▸ RECORD LIST
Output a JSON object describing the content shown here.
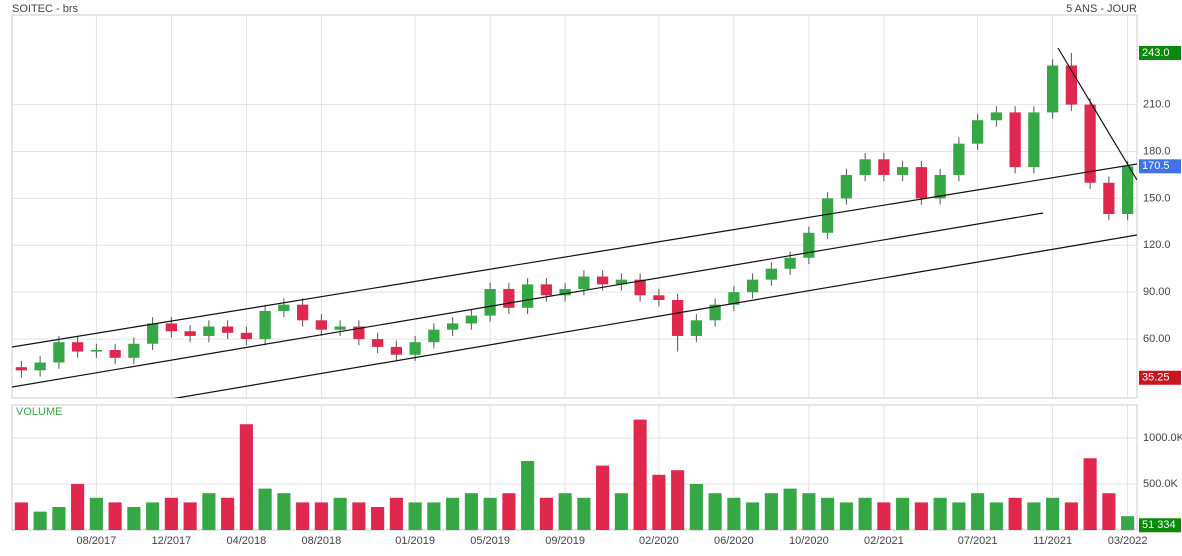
{
  "chart_data": {
    "type": "candlestick",
    "title": "SOITEC - brs",
    "subtitle": "5 ANS - JOUR",
    "categories": [
      null,
      null,
      null,
      null,
      "08/2017",
      null,
      null,
      null,
      "12/2017",
      null,
      null,
      null,
      "04/2018",
      null,
      null,
      null,
      "08/2018",
      null,
      null,
      null,
      null,
      "01/2019",
      null,
      null,
      null,
      "05/2019",
      null,
      null,
      null,
      "09/2019",
      null,
      null,
      null,
      null,
      "02/2020",
      null,
      null,
      null,
      "06/2020",
      null,
      null,
      null,
      "10/2020",
      null,
      null,
      null,
      "02/2021",
      null,
      null,
      null,
      null,
      "07/2021",
      null,
      null,
      null,
      "11/2021",
      null,
      null,
      null,
      "03/2022"
    ],
    "open": [
      42,
      40,
      45,
      58,
      52,
      53,
      48,
      57,
      70,
      65,
      62,
      68,
      64,
      60,
      78,
      82,
      72,
      66,
      68,
      60,
      55,
      50,
      58,
      66,
      70,
      75,
      92,
      80,
      95,
      88,
      92,
      100,
      95,
      98,
      88,
      85,
      62,
      72,
      82,
      90,
      98,
      105,
      112,
      128,
      150,
      165,
      175,
      165,
      170,
      150,
      165,
      185,
      200,
      205,
      170,
      205,
      235,
      210,
      160,
      140
    ],
    "high": [
      46,
      49,
      62,
      62,
      57,
      57,
      61,
      74,
      74,
      69,
      72,
      72,
      68,
      82,
      86,
      86,
      76,
      72,
      72,
      64,
      59,
      62,
      70,
      74,
      79,
      96,
      96,
      99,
      99,
      96,
      104,
      104,
      102,
      102,
      92,
      89,
      76,
      86,
      94,
      102,
      109,
      116,
      132,
      154,
      169,
      179,
      179,
      174,
      174,
      169,
      189,
      204,
      209,
      209,
      209,
      239,
      243,
      214,
      164,
      174
    ],
    "low": [
      35.25,
      36,
      41,
      48,
      48,
      44,
      44,
      53,
      61,
      58,
      58,
      60,
      56,
      56,
      74,
      68,
      62,
      62,
      56,
      51,
      46,
      46,
      54,
      62,
      66,
      71,
      76,
      76,
      84,
      84,
      88,
      91,
      91,
      84,
      81,
      52,
      58,
      68,
      78,
      86,
      94,
      101,
      108,
      124,
      146,
      161,
      161,
      161,
      146,
      146,
      161,
      181,
      196,
      166,
      166,
      201,
      206,
      156,
      136,
      136
    ],
    "close": [
      40,
      45,
      58,
      52,
      53,
      48,
      57,
      70,
      65,
      62,
      68,
      64,
      60,
      78,
      82,
      72,
      66,
      68,
      60,
      55,
      50,
      58,
      66,
      70,
      75,
      92,
      80,
      95,
      88,
      92,
      100,
      95,
      98,
      88,
      85,
      62,
      72,
      82,
      90,
      98,
      105,
      112,
      128,
      150,
      165,
      175,
      165,
      170,
      150,
      165,
      185,
      200,
      205,
      170,
      205,
      235,
      210,
      160,
      140,
      170.5
    ],
    "up_color": "#35a845",
    "down_color": "#e0284f",
    "ylim": [
      22.3,
      267.3
    ],
    "yticks": [
      {
        "value": 60,
        "label": "60.00"
      },
      {
        "value": 90,
        "label": "90.00"
      },
      {
        "value": 120,
        "label": "120.0"
      },
      {
        "value": 150,
        "label": "150.0"
      },
      {
        "value": 180,
        "label": "180.0"
      },
      {
        "value": 210,
        "label": "210.0"
      }
    ],
    "price_badges": [
      {
        "value": 243,
        "label": "243.0",
        "color": "#0a8a0a"
      },
      {
        "value": 170.5,
        "label": "170.5",
        "color": "#3f73e6"
      },
      {
        "value": 35.25,
        "label": "35.25",
        "color": "#c8161d"
      }
    ],
    "volume": {
      "title": "VOLUME",
      "values": [
        300000,
        200000,
        250000,
        500000,
        350000,
        300000,
        250000,
        300000,
        350000,
        300000,
        400000,
        350000,
        1150000,
        450000,
        400000,
        300000,
        300000,
        350000,
        300000,
        250000,
        350000,
        300000,
        300000,
        350000,
        400000,
        350000,
        400000,
        750000,
        350000,
        400000,
        350000,
        700000,
        400000,
        1200000,
        600000,
        650000,
        500000,
        400000,
        350000,
        300000,
        400000,
        450000,
        400000,
        350000,
        300000,
        350000,
        300000,
        350000,
        300000,
        350000,
        300000,
        400000,
        300000,
        350000,
        300000,
        350000,
        300000,
        780000,
        400000,
        150000
      ],
      "ylim": [
        0,
        1359000
      ],
      "yticks": [
        {
          "value": 500000,
          "label": "500.0K"
        },
        {
          "value": 1000000,
          "label": "1000.0K"
        }
      ],
      "badge": {
        "value": 51334,
        "label": "51 334",
        "color": "#0a8a0a"
      }
    },
    "grid": true
  }
}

▸ TASK DESCRIPTION
Can you retype every record above exactly, leaving out the pictures?

▸ RESPONSE TO THE TASK
Output a JSON object describing the content shown here.
{
  "chart_data": {
    "type": "candlestick",
    "title": "SOITEC - brs",
    "subtitle": "5 ANS - JOUR",
    "categories": [
      null,
      null,
      null,
      null,
      "08/2017",
      null,
      null,
      null,
      "12/2017",
      null,
      null,
      null,
      "04/2018",
      null,
      null,
      null,
      "08/2018",
      null,
      null,
      null,
      null,
      "01/2019",
      null,
      null,
      null,
      "05/2019",
      null,
      null,
      null,
      "09/2019",
      null,
      null,
      null,
      null,
      "02/2020",
      null,
      null,
      null,
      "06/2020",
      null,
      null,
      null,
      "10/2020",
      null,
      null,
      null,
      "02/2021",
      null,
      null,
      null,
      null,
      "07/2021",
      null,
      null,
      null,
      "11/2021",
      null,
      null,
      null,
      "03/2022"
    ],
    "open": [
      42,
      40,
      45,
      58,
      52,
      53,
      48,
      57,
      70,
      65,
      62,
      68,
      64,
      60,
      78,
      82,
      72,
      66,
      68,
      60,
      55,
      50,
      58,
      66,
      70,
      75,
      92,
      80,
      95,
      88,
      92,
      100,
      95,
      98,
      88,
      85,
      62,
      72,
      82,
      90,
      98,
      105,
      112,
      128,
      150,
      165,
      175,
      165,
      170,
      150,
      165,
      185,
      200,
      205,
      170,
      205,
      235,
      210,
      160,
      140
    ],
    "high": [
      46,
      49,
      62,
      62,
      57,
      57,
      61,
      74,
      74,
      69,
      72,
      72,
      68,
      82,
      86,
      86,
      76,
      72,
      72,
      64,
      59,
      62,
      70,
      74,
      79,
      96,
      96,
      99,
      99,
      96,
      104,
      104,
      102,
      102,
      92,
      89,
      76,
      86,
      94,
      102,
      109,
      116,
      132,
      154,
      169,
      179,
      179,
      174,
      174,
      169,
      189,
      204,
      209,
      209,
      209,
      239,
      243,
      214,
      164,
      174
    ],
    "low": [
      35.25,
      36,
      41,
      48,
      48,
      44,
      44,
      53,
      61,
      58,
      58,
      60,
      56,
      56,
      74,
      68,
      62,
      62,
      56,
      51,
      46,
      46,
      54,
      62,
      66,
      71,
      76,
      76,
      84,
      84,
      88,
      91,
      91,
      84,
      81,
      52,
      58,
      68,
      78,
      86,
      94,
      101,
      108,
      124,
      146,
      161,
      161,
      161,
      146,
      146,
      161,
      181,
      196,
      166,
      166,
      201,
      206,
      156,
      136,
      136
    ],
    "close": [
      40,
      45,
      58,
      52,
      53,
      48,
      57,
      70,
      65,
      62,
      68,
      64,
      60,
      78,
      82,
      72,
      66,
      68,
      60,
      55,
      50,
      58,
      66,
      70,
      75,
      92,
      80,
      95,
      88,
      92,
      100,
      95,
      98,
      88,
      85,
      62,
      72,
      82,
      90,
      98,
      105,
      112,
      128,
      150,
      165,
      175,
      165,
      170,
      150,
      165,
      185,
      200,
      205,
      170,
      205,
      235,
      210,
      160,
      140,
      170.5
    ],
    "up_color": "#35a845",
    "down_color": "#e0284f",
    "ylim": [
      22.3,
      267.3
    ],
    "yticks": [
      {
        "value": 60,
        "label": "60.00"
      },
      {
        "value": 90,
        "label": "90.00"
      },
      {
        "value": 120,
        "label": "120.0"
      },
      {
        "value": 150,
        "label": "150.0"
      },
      {
        "value": 180,
        "label": "180.0"
      },
      {
        "value": 210,
        "label": "210.0"
      }
    ],
    "price_badges": [
      {
        "value": 243,
        "label": "243.0",
        "color": "#0a8a0a"
      },
      {
        "value": 170.5,
        "label": "170.5",
        "color": "#3f73e6"
      },
      {
        "value": 35.25,
        "label": "35.25",
        "color": "#c8161d"
      }
    ],
    "volume": {
      "title": "VOLUME",
      "values": [
        300000,
        200000,
        250000,
        500000,
        350000,
        300000,
        250000,
        300000,
        350000,
        300000,
        400000,
        350000,
        1150000,
        450000,
        400000,
        300000,
        300000,
        350000,
        300000,
        250000,
        350000,
        300000,
        300000,
        350000,
        400000,
        350000,
        400000,
        750000,
        350000,
        400000,
        350000,
        700000,
        400000,
        1200000,
        600000,
        650000,
        500000,
        400000,
        350000,
        300000,
        400000,
        450000,
        400000,
        350000,
        300000,
        350000,
        300000,
        350000,
        300000,
        350000,
        300000,
        400000,
        300000,
        350000,
        300000,
        350000,
        300000,
        780000,
        400000,
        150000
      ],
      "ylim": [
        0,
        1359000
      ],
      "yticks": [
        {
          "value": 500000,
          "label": "500.0K"
        },
        {
          "value": 1000000,
          "label": "1000.0K"
        }
      ],
      "badge": {
        "value": 51334,
        "label": "51 334",
        "color": "#0a8a0a"
      }
    },
    "grid": true
  }
}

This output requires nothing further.